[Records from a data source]
________________________
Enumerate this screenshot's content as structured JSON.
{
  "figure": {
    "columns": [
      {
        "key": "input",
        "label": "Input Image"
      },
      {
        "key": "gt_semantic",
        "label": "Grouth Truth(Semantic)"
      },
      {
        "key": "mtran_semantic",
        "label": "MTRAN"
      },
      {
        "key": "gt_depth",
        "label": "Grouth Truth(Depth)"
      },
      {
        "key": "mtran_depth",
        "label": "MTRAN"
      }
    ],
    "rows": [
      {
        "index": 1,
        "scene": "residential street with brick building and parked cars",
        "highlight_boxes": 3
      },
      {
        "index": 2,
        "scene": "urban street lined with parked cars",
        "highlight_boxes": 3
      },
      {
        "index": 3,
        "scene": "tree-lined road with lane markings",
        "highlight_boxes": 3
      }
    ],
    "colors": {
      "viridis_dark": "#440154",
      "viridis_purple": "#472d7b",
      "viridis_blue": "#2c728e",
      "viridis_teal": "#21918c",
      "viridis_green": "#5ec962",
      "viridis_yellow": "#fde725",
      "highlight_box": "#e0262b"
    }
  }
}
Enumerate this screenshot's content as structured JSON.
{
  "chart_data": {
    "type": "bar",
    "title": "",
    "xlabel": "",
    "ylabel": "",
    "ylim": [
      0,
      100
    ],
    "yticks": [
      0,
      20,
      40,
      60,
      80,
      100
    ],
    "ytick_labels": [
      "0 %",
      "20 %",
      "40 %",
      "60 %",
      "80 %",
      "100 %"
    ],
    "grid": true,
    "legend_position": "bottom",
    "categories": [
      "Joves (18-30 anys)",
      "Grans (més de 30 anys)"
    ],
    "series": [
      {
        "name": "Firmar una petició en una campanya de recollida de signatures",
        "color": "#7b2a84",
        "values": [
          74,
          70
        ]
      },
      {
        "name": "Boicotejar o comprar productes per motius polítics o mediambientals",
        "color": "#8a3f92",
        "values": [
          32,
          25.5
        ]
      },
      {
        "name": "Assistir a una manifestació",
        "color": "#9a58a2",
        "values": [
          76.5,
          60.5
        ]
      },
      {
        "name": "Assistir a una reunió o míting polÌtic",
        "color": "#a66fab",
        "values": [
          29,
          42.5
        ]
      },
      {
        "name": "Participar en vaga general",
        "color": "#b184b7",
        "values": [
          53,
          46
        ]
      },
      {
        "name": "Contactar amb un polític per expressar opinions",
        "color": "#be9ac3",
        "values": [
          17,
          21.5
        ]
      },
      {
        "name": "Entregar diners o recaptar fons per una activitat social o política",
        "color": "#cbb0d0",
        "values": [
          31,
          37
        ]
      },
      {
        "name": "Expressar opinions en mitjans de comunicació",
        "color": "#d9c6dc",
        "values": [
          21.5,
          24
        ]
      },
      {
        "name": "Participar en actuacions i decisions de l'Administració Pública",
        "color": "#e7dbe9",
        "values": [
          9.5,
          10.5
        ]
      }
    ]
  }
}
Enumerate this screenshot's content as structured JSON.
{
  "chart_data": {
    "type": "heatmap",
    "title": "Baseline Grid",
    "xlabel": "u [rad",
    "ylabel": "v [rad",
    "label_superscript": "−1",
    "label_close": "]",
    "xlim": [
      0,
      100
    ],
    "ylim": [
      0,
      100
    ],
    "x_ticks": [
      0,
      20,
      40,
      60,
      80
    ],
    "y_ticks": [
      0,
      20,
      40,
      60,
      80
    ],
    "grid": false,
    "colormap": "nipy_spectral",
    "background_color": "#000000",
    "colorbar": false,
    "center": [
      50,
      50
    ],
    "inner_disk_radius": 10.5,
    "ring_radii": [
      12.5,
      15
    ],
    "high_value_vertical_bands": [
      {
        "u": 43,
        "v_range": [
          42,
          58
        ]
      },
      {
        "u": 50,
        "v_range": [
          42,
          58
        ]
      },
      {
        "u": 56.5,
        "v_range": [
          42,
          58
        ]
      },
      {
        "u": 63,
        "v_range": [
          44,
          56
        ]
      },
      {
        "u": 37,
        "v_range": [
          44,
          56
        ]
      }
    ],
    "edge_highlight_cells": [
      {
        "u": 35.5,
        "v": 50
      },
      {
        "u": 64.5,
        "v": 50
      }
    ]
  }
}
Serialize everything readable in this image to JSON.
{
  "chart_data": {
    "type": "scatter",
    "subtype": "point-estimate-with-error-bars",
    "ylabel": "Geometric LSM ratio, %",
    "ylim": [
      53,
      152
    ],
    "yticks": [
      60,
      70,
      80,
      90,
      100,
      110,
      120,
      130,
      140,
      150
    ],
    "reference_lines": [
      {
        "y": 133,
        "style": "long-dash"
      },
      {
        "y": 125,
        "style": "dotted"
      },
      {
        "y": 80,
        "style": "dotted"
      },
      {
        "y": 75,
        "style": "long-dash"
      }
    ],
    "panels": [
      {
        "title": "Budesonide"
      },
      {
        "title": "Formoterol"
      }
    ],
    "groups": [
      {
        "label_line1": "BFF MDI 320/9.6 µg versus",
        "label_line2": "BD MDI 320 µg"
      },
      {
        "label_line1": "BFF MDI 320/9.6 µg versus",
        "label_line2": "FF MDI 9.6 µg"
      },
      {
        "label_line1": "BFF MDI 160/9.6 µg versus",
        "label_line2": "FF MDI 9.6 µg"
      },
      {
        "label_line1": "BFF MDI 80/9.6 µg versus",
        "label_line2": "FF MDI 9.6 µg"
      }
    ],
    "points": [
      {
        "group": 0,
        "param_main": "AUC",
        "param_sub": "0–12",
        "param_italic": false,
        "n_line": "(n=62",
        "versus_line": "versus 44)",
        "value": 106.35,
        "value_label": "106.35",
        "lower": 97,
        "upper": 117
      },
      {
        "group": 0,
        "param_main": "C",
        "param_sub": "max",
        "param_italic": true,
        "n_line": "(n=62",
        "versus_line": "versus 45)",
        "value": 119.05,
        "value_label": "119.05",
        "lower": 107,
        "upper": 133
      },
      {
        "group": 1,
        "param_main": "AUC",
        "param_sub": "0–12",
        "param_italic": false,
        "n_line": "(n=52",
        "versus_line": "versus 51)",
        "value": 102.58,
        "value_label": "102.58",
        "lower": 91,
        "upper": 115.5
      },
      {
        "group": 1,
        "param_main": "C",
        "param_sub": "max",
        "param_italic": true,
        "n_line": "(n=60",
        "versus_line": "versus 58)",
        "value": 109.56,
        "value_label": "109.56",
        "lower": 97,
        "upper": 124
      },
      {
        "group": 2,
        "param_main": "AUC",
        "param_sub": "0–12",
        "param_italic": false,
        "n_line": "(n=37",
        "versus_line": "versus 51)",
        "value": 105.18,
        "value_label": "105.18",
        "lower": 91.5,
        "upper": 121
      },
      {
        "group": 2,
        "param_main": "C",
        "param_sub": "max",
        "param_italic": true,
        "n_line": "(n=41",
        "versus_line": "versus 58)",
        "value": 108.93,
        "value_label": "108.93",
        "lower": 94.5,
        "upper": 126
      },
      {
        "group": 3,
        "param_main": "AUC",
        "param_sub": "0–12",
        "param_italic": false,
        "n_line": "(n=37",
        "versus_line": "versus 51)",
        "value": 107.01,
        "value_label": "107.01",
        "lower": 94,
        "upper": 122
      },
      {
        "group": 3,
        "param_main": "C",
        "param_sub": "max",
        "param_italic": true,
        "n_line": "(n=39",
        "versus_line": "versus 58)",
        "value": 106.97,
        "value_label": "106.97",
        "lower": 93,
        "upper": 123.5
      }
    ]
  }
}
________________________
_What is asked:_ Restate each of the entries above verbatim.

_Output for this task:_
Enumerate this screenshot's content as structured JSON.
{
  "figure": {
    "columns": [
      {
        "key": "input",
        "label": "Input Image"
      },
      {
        "key": "gt_semantic",
        "label": "Grouth Truth(Semantic)"
      },
      {
        "key": "mtran_semantic",
        "label": "MTRAN"
      },
      {
        "key": "gt_depth",
        "label": "Grouth Truth(Depth)"
      },
      {
        "key": "mtran_depth",
        "label": "MTRAN"
      }
    ],
    "rows": [
      {
        "index": 1,
        "scene": "residential street with brick building and parked cars",
        "highlight_boxes": 3
      },
      {
        "index": 2,
        "scene": "urban street lined with parked cars",
        "highlight_boxes": 3
      },
      {
        "index": 3,
        "scene": "tree-lined road with lane markings",
        "highlight_boxes": 3
      }
    ],
    "colors": {
      "viridis_dark": "#440154",
      "viridis_purple": "#472d7b",
      "viridis_blue": "#2c728e",
      "viridis_teal": "#21918c",
      "viridis_green": "#5ec962",
      "viridis_yellow": "#fde725",
      "highlight_box": "#e0262b"
    }
  }
}
Enumerate this screenshot's content as structured JSON.
{
  "chart_data": {
    "type": "bar",
    "title": "",
    "xlabel": "",
    "ylabel": "",
    "ylim": [
      0,
      100
    ],
    "yticks": [
      0,
      20,
      40,
      60,
      80,
      100
    ],
    "ytick_labels": [
      "0 %",
      "20 %",
      "40 %",
      "60 %",
      "80 %",
      "100 %"
    ],
    "grid": true,
    "legend_position": "bottom",
    "categories": [
      "Joves (18-30 anys)",
      "Grans (més de 30 anys)"
    ],
    "series": [
      {
        "name": "Firmar una petició en una campanya de recollida de signatures",
        "color": "#7b2a84",
        "values": [
          74,
          70
        ]
      },
      {
        "name": "Boicotejar o comprar productes per motius polítics o mediambientals",
        "color": "#8a3f92",
        "values": [
          32,
          25.5
        ]
      },
      {
        "name": "Assistir a una manifestació",
        "color": "#9a58a2",
        "values": [
          76.5,
          60.5
        ]
      },
      {
        "name": "Assistir a una reunió o míting polÌtic",
        "color": "#a66fab",
        "values": [
          29,
          42.5
        ]
      },
      {
        "name": "Participar en vaga general",
        "color": "#b184b7",
        "values": [
          53,
          46
        ]
      },
      {
        "name": "Contactar amb un polític per expressar opinions",
        "color": "#be9ac3",
        "values": [
          17,
          21.5
        ]
      },
      {
        "name": "Entregar diners o recaptar fons per una activitat social o política",
        "color": "#cbb0d0",
        "values": [
          31,
          37
        ]
      },
      {
        "name": "Expressar opinions en mitjans de comunicació",
        "color": "#d9c6dc",
        "values": [
          21.5,
          24
        ]
      },
      {
        "name": "Participar en actuacions i decisions de l'Administració Pública",
        "color": "#e7dbe9",
        "values": [
          9.5,
          10.5
        ]
      }
    ]
  }
}
Enumerate this screenshot's content as structured JSON.
{
  "chart_data": {
    "type": "heatmap",
    "title": "Baseline Grid",
    "xlabel": "u [rad",
    "ylabel": "v [rad",
    "label_superscript": "−1",
    "label_close": "]",
    "xlim": [
      0,
      100
    ],
    "ylim": [
      0,
      100
    ],
    "x_ticks": [
      0,
      20,
      40,
      60,
      80
    ],
    "y_ticks": [
      0,
      20,
      40,
      60,
      80
    ],
    "grid": false,
    "colormap": "nipy_spectral",
    "background_color": "#000000",
    "colorbar": false,
    "center": [
      50,
      50
    ],
    "inner_disk_radius": 10.5,
    "ring_radii": [
      12.5,
      15
    ],
    "high_value_vertical_bands": [
      {
        "u": 43,
        "v_range": [
          42,
          58
        ]
      },
      {
        "u": 50,
        "v_range": [
          42,
          58
        ]
      },
      {
        "u": 56.5,
        "v_range": [
          42,
          58
        ]
      },
      {
        "u": 63,
        "v_range": [
          44,
          56
        ]
      },
      {
        "u": 37,
        "v_range": [
          44,
          56
        ]
      }
    ],
    "edge_highlight_cells": [
      {
        "u": 35.5,
        "v": 50
      },
      {
        "u": 64.5,
        "v": 50
      }
    ]
  }
}
Serialize everything readable in this image to JSON.
{
  "chart_data": {
    "type": "scatter",
    "subtype": "point-estimate-with-error-bars",
    "ylabel": "Geometric LSM ratio, %",
    "ylim": [
      53,
      152
    ],
    "yticks": [
      60,
      70,
      80,
      90,
      100,
      110,
      120,
      130,
      140,
      150
    ],
    "reference_lines": [
      {
        "y": 133,
        "style": "long-dash"
      },
      {
        "y": 125,
        "style": "dotted"
      },
      {
        "y": 80,
        "style": "dotted"
      },
      {
        "y": 75,
        "style": "long-dash"
      }
    ],
    "panels": [
      {
        "title": "Budesonide"
      },
      {
        "title": "Formoterol"
      }
    ],
    "groups": [
      {
        "label_line1": "BFF MDI 320/9.6 µg versus",
        "label_line2": "BD MDI 320 µg"
      },
      {
        "label_line1": "BFF MDI 320/9.6 µg versus",
        "label_line2": "FF MDI 9.6 µg"
      },
      {
        "label_line1": "BFF MDI 160/9.6 µg versus",
        "label_line2": "FF MDI 9.6 µg"
      },
      {
        "label_line1": "BFF MDI 80/9.6 µg versus",
        "label_line2": "FF MDI 9.6 µg"
      }
    ],
    "points": [
      {
        "group": 0,
        "param_main": "AUC",
        "param_sub": "0–12",
        "param_italic": false,
        "n_line": "(n=62",
        "versus_line": "versus 44)",
        "value": 106.35,
        "value_label": "106.35",
        "lower": 97,
        "upper": 117
      },
      {
        "group": 0,
        "param_main": "C",
        "param_sub": "max",
        "param_italic": true,
        "n_line": "(n=62",
        "versus_line": "versus 45)",
        "value": 119.05,
        "value_label": "119.05",
        "lower": 107,
        "upper": 133
      },
      {
        "group": 1,
        "param_main": "AUC",
        "param_sub": "0–12",
        "param_italic": false,
        "n_line": "(n=52",
        "versus_line": "versus 51)",
        "value": 102.58,
        "value_label": "102.58",
        "lower": 91,
        "upper": 115.5
      },
      {
        "group": 1,
        "param_main": "C",
        "param_sub": "max",
        "param_italic": true,
        "n_line": "(n=60",
        "versus_line": "versus 58)",
        "value": 109.56,
        "value_label": "109.56",
        "lower": 97,
        "upper": 124
      },
      {
        "group": 2,
        "param_main": "AUC",
        "param_sub": "0–12",
        "param_italic": false,
        "n_line": "(n=37",
        "versus_line": "versus 51)",
        "value": 105.18,
        "value_label": "105.18",
        "lower": 91.5,
        "upper": 121
      },
      {
        "group": 2,
        "param_main": "C",
        "param_sub": "max",
        "param_italic": true,
        "n_line": "(n=41",
        "versus_line": "versus 58)",
        "value": 108.93,
        "value_label": "108.93",
        "lower": 94.5,
        "upper": 126
      },
      {
        "group": 3,
        "param_main": "AUC",
        "param_sub": "0–12",
        "param_italic": false,
        "n_line": "(n=37",
        "versus_line": "versus 51)",
        "value": 107.01,
        "value_label": "107.01",
        "lower": 94,
        "upper": 122
      },
      {
        "group": 3,
        "param_main": "C",
        "param_sub": "max",
        "param_italic": true,
        "n_line": "(n=39",
        "versus_line": "versus 58)",
        "value": 106.97,
        "value_label": "106.97",
        "lower": 93,
        "upper": 123.5
      }
    ]
  }
}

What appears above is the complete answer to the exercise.